◆ Provided records ◆
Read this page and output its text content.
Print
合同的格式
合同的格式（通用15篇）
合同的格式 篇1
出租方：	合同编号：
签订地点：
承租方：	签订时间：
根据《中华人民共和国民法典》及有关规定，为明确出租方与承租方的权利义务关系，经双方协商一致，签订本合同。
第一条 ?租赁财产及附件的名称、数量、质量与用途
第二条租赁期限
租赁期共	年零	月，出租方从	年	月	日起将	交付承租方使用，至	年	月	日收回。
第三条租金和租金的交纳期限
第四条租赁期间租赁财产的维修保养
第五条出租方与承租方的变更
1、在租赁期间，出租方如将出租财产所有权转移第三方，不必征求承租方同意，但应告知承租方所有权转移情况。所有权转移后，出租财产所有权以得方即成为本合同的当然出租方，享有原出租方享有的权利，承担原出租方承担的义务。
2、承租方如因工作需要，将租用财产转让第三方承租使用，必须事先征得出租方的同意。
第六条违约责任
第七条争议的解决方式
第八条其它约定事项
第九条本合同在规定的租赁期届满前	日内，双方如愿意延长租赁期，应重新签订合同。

◆ What to do ◆
Reproduce the material verbatim, line by line.

◆ Answer for this exercise ◆
Read this page and output its text content.
Print
合同的格式
合同的格式（通用15篇）
合同的格式 篇1
出租方：	合同编号：
签订地点：
承租方：	签订时间：
根据《中华人民共和国民法典》及有关规定，为明确出租方与承租方的权利义务关系，经双方协商一致，签订本合同。
第一条 ?租赁财产及附件的名称、数量、质量与用途
第二条租赁期限
租赁期共	年零	月，出租方从	年	月	日起将	交付承租方使用，至	年	月	日收回。
第三条租金和租金的交纳期限
第四条租赁期间租赁财产的维修保养
第五条出租方与承租方的变更
1、在租赁期间，出租方如将出租财产所有权转移第三方，不必征求承租方同意，但应告知承租方所有权转移情况。所有权转移后，出租财产所有权以得方即成为本合同的当然出租方，享有原出租方享有的权利，承担原出租方承担的义务。
2、承租方如因工作需要，将租用财产转让第三方承租使用，必须事先征得出租方的同意。
第六条违约责任
第七条争议的解决方式
第八条其它约定事项
第九条本合同在规定的租赁期届满前	日内，双方如愿意延长租赁期，应重新签订合同。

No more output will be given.